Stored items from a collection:
******

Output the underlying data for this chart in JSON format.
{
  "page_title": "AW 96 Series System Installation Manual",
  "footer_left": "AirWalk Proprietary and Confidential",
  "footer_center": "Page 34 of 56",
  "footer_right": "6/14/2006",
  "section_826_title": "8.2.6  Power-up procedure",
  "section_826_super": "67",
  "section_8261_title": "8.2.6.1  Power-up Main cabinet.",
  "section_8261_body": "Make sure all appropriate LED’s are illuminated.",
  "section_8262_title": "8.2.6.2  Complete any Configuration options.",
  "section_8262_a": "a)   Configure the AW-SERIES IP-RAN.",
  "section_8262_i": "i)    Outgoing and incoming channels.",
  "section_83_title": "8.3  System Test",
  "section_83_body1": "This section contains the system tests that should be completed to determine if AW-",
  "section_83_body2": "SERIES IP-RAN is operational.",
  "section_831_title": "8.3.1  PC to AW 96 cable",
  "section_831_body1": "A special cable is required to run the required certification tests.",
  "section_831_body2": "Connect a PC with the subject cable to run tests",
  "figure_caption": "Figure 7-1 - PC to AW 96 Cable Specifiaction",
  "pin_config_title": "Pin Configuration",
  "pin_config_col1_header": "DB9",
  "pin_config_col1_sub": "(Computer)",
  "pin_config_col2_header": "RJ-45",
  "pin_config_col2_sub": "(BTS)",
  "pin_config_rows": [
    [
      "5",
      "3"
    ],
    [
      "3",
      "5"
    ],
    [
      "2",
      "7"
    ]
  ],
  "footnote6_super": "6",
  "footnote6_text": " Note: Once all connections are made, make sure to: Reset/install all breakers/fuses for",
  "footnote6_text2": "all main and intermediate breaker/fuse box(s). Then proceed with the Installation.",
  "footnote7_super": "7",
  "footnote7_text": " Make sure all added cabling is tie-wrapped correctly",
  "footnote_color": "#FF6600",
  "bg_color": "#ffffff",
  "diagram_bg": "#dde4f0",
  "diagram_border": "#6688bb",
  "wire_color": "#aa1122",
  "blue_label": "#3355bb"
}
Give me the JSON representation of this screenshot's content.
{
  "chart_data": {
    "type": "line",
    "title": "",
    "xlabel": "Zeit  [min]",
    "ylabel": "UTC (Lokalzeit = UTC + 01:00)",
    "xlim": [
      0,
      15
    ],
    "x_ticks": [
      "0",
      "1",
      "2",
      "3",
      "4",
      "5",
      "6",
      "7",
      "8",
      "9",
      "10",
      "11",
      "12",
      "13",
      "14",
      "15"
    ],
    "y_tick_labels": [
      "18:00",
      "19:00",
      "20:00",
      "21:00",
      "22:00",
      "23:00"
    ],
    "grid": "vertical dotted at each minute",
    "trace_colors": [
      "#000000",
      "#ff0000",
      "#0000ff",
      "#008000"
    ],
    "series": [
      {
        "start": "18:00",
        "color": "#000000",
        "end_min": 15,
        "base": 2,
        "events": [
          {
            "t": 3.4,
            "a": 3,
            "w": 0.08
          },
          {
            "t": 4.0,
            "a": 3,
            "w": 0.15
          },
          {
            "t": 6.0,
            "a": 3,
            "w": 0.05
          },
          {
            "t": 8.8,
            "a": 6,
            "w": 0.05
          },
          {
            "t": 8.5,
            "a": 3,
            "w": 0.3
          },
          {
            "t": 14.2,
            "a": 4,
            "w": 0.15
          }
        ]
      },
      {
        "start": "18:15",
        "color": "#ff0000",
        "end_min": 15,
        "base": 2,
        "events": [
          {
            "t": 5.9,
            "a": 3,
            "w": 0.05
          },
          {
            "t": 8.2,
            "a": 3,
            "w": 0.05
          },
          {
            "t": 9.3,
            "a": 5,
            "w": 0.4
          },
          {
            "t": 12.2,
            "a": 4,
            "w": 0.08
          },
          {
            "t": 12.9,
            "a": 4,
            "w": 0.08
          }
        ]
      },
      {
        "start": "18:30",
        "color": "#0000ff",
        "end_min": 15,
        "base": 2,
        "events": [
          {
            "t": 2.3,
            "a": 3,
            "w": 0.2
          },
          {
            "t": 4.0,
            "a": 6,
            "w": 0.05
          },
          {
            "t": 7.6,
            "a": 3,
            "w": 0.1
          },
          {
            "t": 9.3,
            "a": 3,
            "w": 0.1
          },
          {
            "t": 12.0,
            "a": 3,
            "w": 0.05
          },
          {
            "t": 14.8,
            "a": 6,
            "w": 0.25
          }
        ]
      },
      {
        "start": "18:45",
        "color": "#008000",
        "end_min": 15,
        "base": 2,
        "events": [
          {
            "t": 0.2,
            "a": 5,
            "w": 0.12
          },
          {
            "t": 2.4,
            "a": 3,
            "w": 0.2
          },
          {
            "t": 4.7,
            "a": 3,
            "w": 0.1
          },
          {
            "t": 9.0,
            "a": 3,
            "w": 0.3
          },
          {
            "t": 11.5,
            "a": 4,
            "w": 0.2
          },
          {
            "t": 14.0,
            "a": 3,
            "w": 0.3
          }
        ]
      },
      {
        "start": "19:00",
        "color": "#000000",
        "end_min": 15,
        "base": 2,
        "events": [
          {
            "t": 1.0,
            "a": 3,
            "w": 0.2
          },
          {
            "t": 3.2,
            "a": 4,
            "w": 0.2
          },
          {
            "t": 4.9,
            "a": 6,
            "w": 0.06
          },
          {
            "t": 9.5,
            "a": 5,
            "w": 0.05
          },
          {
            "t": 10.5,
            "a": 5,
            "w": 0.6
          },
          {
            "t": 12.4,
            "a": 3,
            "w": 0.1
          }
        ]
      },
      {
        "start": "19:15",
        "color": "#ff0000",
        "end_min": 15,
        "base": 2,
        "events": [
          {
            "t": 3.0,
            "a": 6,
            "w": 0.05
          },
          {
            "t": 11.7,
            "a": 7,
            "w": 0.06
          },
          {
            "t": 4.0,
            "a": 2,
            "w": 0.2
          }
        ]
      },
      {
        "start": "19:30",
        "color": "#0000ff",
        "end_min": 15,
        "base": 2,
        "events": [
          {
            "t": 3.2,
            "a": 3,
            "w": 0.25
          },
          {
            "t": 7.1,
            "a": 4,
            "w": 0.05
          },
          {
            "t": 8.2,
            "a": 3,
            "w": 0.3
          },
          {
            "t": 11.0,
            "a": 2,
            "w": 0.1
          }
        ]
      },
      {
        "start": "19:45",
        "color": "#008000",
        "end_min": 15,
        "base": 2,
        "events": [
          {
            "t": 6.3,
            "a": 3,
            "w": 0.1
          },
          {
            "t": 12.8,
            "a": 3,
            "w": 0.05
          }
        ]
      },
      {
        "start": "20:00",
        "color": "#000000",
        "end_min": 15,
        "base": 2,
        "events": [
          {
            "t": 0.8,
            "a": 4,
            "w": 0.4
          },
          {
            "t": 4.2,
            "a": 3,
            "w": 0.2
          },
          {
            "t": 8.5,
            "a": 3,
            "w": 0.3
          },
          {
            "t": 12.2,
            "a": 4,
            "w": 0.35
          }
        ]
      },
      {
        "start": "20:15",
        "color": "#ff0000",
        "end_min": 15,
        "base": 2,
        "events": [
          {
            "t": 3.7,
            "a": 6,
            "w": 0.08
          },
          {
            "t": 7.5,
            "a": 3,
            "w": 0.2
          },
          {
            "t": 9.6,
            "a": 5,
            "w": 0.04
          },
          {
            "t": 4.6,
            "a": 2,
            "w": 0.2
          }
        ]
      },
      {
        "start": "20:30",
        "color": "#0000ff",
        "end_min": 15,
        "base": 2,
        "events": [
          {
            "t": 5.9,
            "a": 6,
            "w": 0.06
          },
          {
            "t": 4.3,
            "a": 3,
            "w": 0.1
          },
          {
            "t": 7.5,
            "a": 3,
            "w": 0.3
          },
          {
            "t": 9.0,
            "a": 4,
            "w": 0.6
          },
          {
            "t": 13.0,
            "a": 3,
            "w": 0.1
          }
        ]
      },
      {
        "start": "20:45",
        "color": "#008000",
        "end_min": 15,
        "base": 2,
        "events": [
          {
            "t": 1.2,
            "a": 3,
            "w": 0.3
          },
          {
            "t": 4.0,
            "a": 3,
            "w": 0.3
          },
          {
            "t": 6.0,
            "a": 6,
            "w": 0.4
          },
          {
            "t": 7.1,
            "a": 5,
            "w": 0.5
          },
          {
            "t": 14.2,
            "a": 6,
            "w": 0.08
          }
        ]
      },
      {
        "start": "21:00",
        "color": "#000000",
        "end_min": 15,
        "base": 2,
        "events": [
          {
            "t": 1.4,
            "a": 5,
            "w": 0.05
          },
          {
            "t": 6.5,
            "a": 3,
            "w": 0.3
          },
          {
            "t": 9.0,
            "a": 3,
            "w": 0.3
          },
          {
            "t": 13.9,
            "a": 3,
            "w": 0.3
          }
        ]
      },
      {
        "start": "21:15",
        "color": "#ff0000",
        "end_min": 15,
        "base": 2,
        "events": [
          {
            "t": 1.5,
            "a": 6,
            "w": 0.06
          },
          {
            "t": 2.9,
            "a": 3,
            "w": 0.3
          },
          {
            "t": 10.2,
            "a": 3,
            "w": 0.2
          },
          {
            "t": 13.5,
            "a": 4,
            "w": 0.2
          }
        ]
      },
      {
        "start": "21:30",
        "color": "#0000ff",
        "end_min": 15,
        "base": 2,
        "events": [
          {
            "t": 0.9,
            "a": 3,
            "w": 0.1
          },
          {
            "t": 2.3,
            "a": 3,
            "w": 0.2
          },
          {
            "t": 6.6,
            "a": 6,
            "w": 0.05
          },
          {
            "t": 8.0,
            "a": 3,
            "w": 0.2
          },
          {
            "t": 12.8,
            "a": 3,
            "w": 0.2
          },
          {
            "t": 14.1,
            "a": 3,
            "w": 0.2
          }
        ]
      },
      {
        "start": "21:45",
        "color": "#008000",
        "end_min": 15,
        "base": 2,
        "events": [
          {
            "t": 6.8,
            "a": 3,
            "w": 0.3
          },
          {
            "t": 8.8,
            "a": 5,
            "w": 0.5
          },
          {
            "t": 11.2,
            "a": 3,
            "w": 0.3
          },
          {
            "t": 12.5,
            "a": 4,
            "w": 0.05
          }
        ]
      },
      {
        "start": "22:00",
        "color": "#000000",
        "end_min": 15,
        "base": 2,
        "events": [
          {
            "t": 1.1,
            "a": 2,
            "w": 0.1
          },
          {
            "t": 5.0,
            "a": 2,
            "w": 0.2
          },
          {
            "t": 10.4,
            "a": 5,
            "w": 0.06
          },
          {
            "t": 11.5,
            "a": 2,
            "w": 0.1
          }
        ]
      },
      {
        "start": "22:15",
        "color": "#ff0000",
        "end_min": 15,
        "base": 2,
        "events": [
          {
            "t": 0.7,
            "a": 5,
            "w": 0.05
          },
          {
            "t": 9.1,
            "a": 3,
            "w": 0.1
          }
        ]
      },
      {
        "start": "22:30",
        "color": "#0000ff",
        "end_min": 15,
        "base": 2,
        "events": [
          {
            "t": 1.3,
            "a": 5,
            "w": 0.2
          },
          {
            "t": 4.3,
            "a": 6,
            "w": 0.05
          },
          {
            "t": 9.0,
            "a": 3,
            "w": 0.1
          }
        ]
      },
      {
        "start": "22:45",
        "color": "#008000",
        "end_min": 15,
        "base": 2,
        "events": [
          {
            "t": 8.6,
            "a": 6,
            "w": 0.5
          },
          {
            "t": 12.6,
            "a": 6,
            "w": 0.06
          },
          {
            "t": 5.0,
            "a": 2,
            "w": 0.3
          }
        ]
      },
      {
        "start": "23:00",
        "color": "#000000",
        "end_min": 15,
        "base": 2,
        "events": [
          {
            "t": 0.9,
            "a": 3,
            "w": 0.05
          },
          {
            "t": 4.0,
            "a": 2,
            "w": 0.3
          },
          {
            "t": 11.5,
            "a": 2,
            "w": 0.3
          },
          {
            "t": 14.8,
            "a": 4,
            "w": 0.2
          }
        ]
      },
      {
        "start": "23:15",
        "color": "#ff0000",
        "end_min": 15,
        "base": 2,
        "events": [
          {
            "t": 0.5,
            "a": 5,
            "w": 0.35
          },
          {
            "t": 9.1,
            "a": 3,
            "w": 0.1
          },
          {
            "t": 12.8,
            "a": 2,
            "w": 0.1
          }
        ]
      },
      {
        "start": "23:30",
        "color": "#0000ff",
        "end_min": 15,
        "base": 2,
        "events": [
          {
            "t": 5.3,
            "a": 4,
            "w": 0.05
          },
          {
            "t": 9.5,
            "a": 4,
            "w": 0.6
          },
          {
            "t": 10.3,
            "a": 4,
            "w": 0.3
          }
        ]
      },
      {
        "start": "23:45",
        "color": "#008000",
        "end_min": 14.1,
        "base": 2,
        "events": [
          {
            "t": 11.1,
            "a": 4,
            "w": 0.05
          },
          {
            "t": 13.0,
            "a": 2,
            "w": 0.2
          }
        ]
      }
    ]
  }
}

******

Exercise requirements: Copy all lines in the listing above where the string "Configuration" appears.

Solution:
  "section_8262_title": "8.2.6.2  Complete any Configuration options.",
  "pin_config_title": "Pin Configuration",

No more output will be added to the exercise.